* Begin PROVIDED MATERIAL *
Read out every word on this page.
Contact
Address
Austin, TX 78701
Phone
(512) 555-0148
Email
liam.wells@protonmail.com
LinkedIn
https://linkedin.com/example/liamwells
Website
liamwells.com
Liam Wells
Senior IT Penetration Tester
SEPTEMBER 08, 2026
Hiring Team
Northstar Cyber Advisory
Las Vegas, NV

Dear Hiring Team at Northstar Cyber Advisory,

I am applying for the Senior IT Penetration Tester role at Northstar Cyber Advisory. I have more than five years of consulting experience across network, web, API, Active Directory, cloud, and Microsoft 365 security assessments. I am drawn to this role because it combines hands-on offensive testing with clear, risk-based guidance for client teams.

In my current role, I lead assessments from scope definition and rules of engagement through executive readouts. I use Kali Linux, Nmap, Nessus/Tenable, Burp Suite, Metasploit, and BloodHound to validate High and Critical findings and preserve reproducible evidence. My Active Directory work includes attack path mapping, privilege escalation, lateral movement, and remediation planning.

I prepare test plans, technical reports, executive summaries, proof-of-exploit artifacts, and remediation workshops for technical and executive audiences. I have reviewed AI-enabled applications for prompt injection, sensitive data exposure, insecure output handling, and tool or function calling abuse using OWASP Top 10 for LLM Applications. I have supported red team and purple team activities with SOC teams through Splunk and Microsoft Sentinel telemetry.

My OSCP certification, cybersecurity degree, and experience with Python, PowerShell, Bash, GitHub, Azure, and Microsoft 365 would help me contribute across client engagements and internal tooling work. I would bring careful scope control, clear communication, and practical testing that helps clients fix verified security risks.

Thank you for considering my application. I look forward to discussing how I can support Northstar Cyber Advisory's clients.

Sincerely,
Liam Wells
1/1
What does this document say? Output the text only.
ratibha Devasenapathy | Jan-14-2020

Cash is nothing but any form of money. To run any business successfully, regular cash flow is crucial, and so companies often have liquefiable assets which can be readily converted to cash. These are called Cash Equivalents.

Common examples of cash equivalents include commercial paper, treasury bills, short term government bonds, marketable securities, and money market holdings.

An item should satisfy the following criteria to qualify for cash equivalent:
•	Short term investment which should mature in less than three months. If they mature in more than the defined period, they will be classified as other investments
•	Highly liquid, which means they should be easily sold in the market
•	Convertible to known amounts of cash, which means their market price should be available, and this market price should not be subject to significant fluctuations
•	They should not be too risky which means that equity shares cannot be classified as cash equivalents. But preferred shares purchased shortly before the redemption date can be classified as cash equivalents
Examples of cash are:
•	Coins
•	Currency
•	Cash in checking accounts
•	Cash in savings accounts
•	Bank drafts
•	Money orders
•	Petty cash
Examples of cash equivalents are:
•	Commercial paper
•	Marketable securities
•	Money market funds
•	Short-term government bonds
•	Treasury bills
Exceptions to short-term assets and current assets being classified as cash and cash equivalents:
* End PROVIDED MATERIAL *
**WORK REQUIRED**. Reproduce the entries above in full by retyping them exactly.

**PROBLEM SOLUTION**.
Read out every word on this page.
Contact
Address
Austin, TX 78701
Phone
(512) 555-0148
Email
liam.wells@protonmail.com
LinkedIn
https://linkedin.com/example/liamwells
Website
liamwells.com
Liam Wells
Senior IT Penetration Tester
SEPTEMBER 08, 2026
Hiring Team
Northstar Cyber Advisory
Las Vegas, NV

Dear Hiring Team at Northstar Cyber Advisory,

I am applying for the Senior IT Penetration Tester role at Northstar Cyber Advisory. I have more than five years of consulting experience across network, web, API, Active Directory, cloud, and Microsoft 365 security assessments. I am drawn to this role because it combines hands-on offensive testing with clear, risk-based guidance for client teams.

In my current role, I lead assessments from scope definition and rules of engagement through executive readouts. I use Kali Linux, Nmap, Nessus/Tenable, Burp Suite, Metasploit, and BloodHound to validate High and Critical findings and preserve reproducible evidence. My Active Directory work includes attack path mapping, privilege escalation, lateral movement, and remediation planning.

I prepare test plans, technical reports, executive summaries, proof-of-exploit artifacts, and remediation workshops for technical and executive audiences. I have reviewed AI-enabled applications for prompt injection, sensitive data exposure, insecure output handling, and tool or function calling abuse using OWASP Top 10 for LLM Applications. I have supported red team and purple team activities with SOC teams through Splunk and Microsoft Sentinel telemetry.

My OSCP certification, cybersecurity degree, and experience with Python, PowerShell, Bash, GitHub, Azure, and Microsoft 365 would help me contribute across client engagements and internal tooling work. I would bring careful scope control, clear communication, and practical testing that helps clients fix verified security risks.

Thank you for considering my application. I look forward to discussing how I can support Northstar Cyber Advisory's clients.

Sincerely,
Liam Wells
1/1
What does this document say? Output the text only.
ratibha Devasenapathy | Jan-14-2020

Cash is nothing but any form of money. To run any business successfully, regular cash flow is crucial, and so companies often have liquefiable assets which can be readily converted to cash. These are called Cash Equivalents.

Common examples of cash equivalents include commercial paper, treasury bills, short term government bonds, marketable securities, and money market holdings.

An item should satisfy the following criteria to qualify for cash equivalent:
•	Short term investment which should mature in less than three months. If they mature in more than the defined period, they will be classified as other investments
•	Highly liquid, which means they should be easily sold in the market
•	Convertible to known amounts of cash, which means their market price should be available, and this market price should not be subject to significant fluctuations
•	They should not be too risky which means that equity shares cannot be classified as cash equivalents. But preferred shares purchased shortly before the redemption date can be classified as cash equivalents
Examples of cash are:
•	Coins
•	Currency
•	Cash in checking accounts
•	Cash in savings accounts
•	Bank drafts
•	Money orders
•	Petty cash
Examples of cash equivalents are:
•	Commercial paper
•	Marketable securities
•	Money market funds
•	Short-term government bonds
•	Treasury bills
Exceptions to short-term assets and current assets being classified as cash and cash equivalents:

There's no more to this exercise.